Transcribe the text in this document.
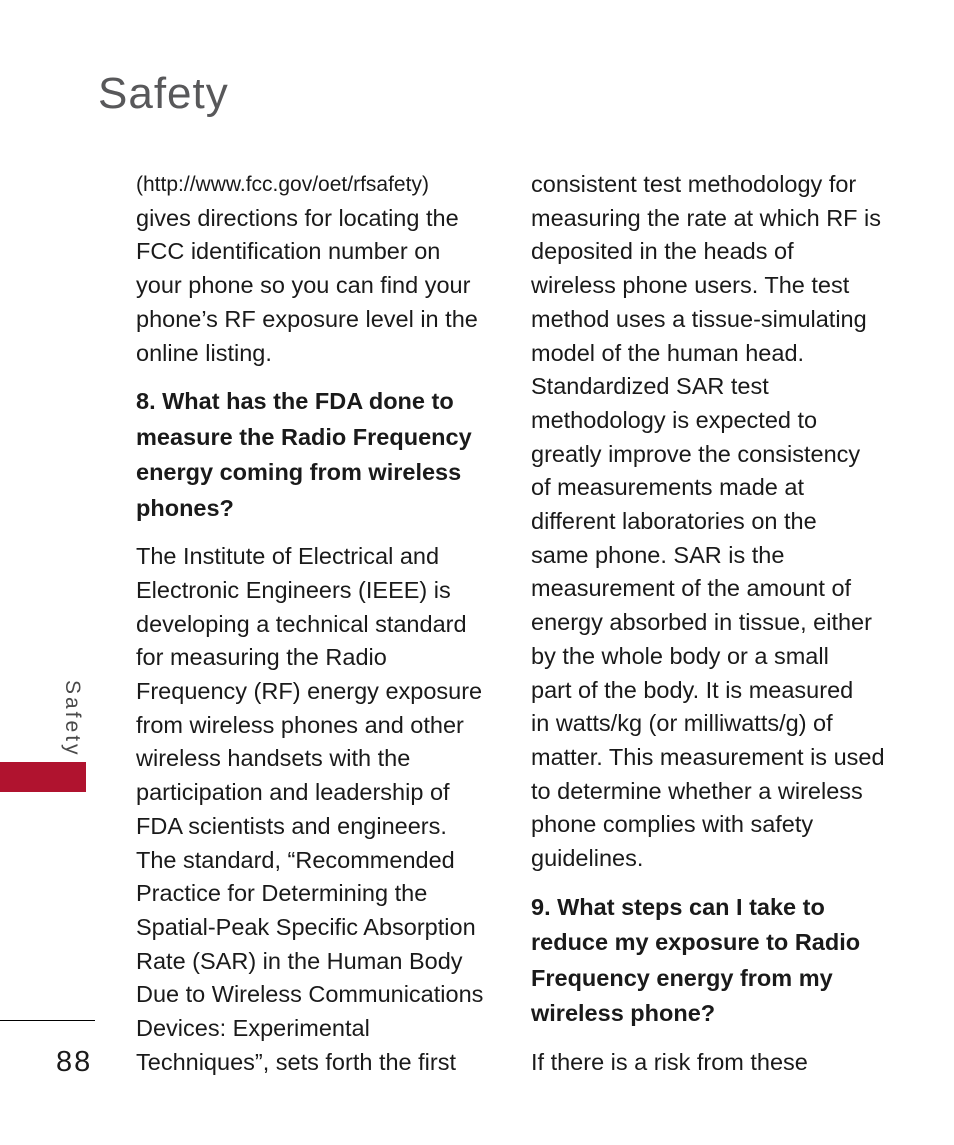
Safety
Safety
88

(http://www.fcc.gov/oet/rfsafety)
gives directions for locating the
FCC identification number on
your phone so you can find your
phone’s RF exposure level in the
online listing.

8. What has the FDA done to
measure the Radio Frequency
energy coming from wireless
phones?

The Institute of Electrical and
Electronic Engineers (IEEE) is
developing a technical standard
for measuring the Radio
Frequency (RF) energy exposure
from wireless phones and other
wireless handsets with the
participation and leadership of
FDA scientists and engineers.
The standard, “Recommended
Practice for Determining the
Spatial-Peak Specific Absorption
Rate (SAR) in the Human Body
Due to Wireless Communications
Devices: Experimental
Techniques”, sets forth the first

consistent test methodology for
measuring the rate at which RF is
deposited in the heads of
wireless phone users. The test
method uses a tissue-simulating
model of the human head.
Standardized SAR test
methodology is expected to
greatly improve the consistency
of measurements made at
different laboratories on the
same phone. SAR is the
measurement of the amount of
energy absorbed in tissue, either
by the whole body or a small
part of the body. It is measured
in watts/kg (or milliwatts/g) of
matter. This measurement is used
to determine whether a wireless
phone complies with safety
guidelines.

9. What steps can I take to
reduce my exposure to Radio
Frequency energy from my
wireless phone?

If there is a risk from these
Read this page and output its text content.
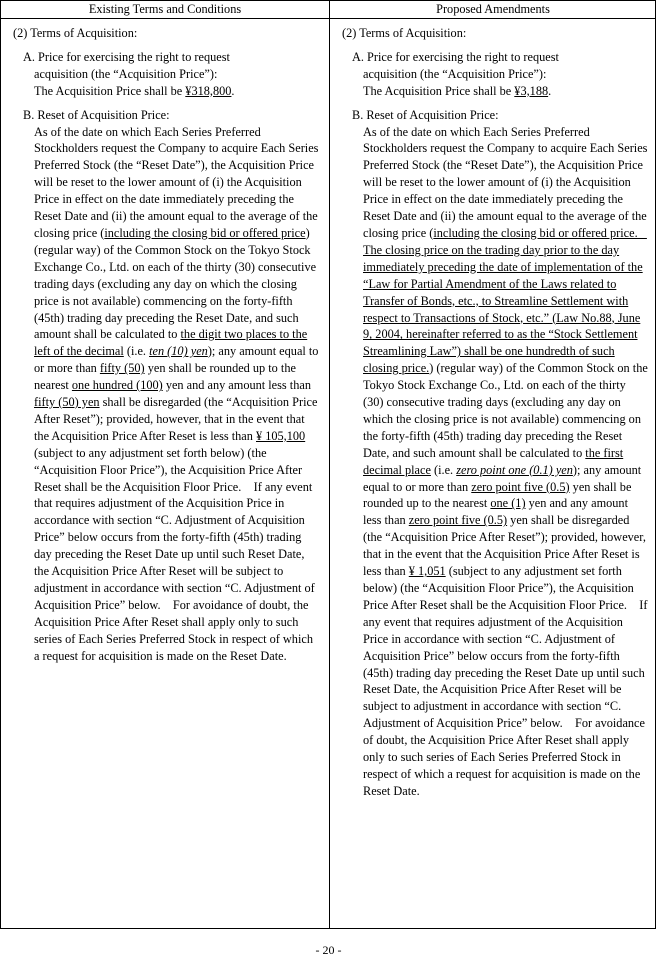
Existing Terms and Conditions	Proposed Amendments

(2) Terms of Acquisition:

A. Price for exercising the right to request
acquisition (the “Acquisition Price”):
The Acquisition Price shall be ¥318,800.
B. Reset of Acquisition Price:
As of the date on which Each Series Preferred Stockholders request the Company to acquire Each Series Preferred Stock (the “Reset Date”), the Acquisition Price will be reset to the lower amount of (i) the Acquisition Price in effect on the date immediately preceding the Reset Date and (ii) the amount equal to the average of the closing price (including the closing bid or offered price) (regular way) of the Common Stock on the Tokyo Stock Exchange Co., Ltd. on each of the thirty (30) consecutive trading days (excluding any day on which the closing price is not available) commencing on the forty-fifth (45th) trading day preceding the Reset Date, and such amount shall be calculated to the digit two places to the left of the decimal (i.e. ten (10) yen); any amount equal to or more than fifty (50) yen shall be rounded up to the nearest one hundred (100) yen and any amount less than fifty (50) yen shall be disregarded (the “Acquisition Price After Reset”); provided, however, that in the event that the Acquisition Price After Reset is less than ¥ 105,100 (subject to any adjustment set forth below) (the “Acquisition Floor Price”), the Acquisition Price After Reset shall be the Acquisition Floor Price.    If any event that requires adjustment of the Acquisition Price in accordance with section “C. Adjustment of Acquisition Price” below occurs from the forty-fifth (45th) trading day preceding the Reset Date up until such Reset Date, the Acquisition Price After Reset will be subject to adjustment in accordance with section “C. Adjustment of Acquisition Price” below.    For avoidance of doubt, the Acquisition Price After Reset shall apply only to such series of Each Series Preferred Stock in respect of which a request for acquisition is made on the Reset Date.

(2) Terms of Acquisition:

A. Price for exercising the right to request
acquisition (the “Acquisition Price”):
The Acquisition Price shall be ¥3,188.
B. Reset of Acquisition Price:
As of the date on which Each Series Preferred Stockholders request the Company to acquire Each Series Preferred Stock (the “Reset Date”), the Acquisition Price will be reset to the lower amount of (i) the Acquisition Price in effect on the date immediately preceding the Reset Date and (ii) the amount equal to the average of the closing price (including the closing bid or offered price.    The closing price on the trading day prior to the day immediately preceding the date of implementation of the “Law for Partial Amendment of the Laws related to Transfer of Bonds, etc., to Streamline Settlement with respect to Transactions of Stock, etc.” (Law No.88, June 9, 2004, hereinafter referred to as the “Stock Settlement Streamlining Law”) shall be one hundredth of such closing price.) (regular way) of the Common Stock on the Tokyo Stock Exchange Co., Ltd. on each of the thirty (30) consecutive trading days (excluding any day on which the closing price is not available) commencing on the forty-fifth (45th) trading day preceding the Reset Date, and such amount shall be calculated to the first decimal place (i.e. zero point one (0.1) yen); any amount equal to or more than zero point five (0.5) yen shall be rounded up to the nearest one (1) yen and any amount less than zero point five (0.5) yen shall be disregarded (the “Acquisition Price After Reset”); provided, however, that in the event that the Acquisition Price After Reset is less than ¥ 1,051 (subject to any adjustment set forth below) (the “Acquisition Floor Price”), the Acquisition Price After Reset shall be the Acquisition Floor Price.    If any event that requires adjustment of the Acquisition Price in accordance with section “C. Adjustment of Acquisition Price” below occurs from the forty-fifth (45th) trading day preceding the Reset Date up until such Reset Date, the Acquisition Price After Reset will be subject to adjustment in accordance with section “C. Adjustment of Acquisition Price” below.    For avoidance of doubt, the Acquisition Price After Reset shall apply only to such series of Each Series Preferred Stock in respect of which a request for acquisition is made on the Reset Date.
- 20 -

> _DIRECTION_
All lines in the data that contain the word "methodology" should be copied.

> _FINISHED ANSWER_
consistent test methodology for
methodology is expected to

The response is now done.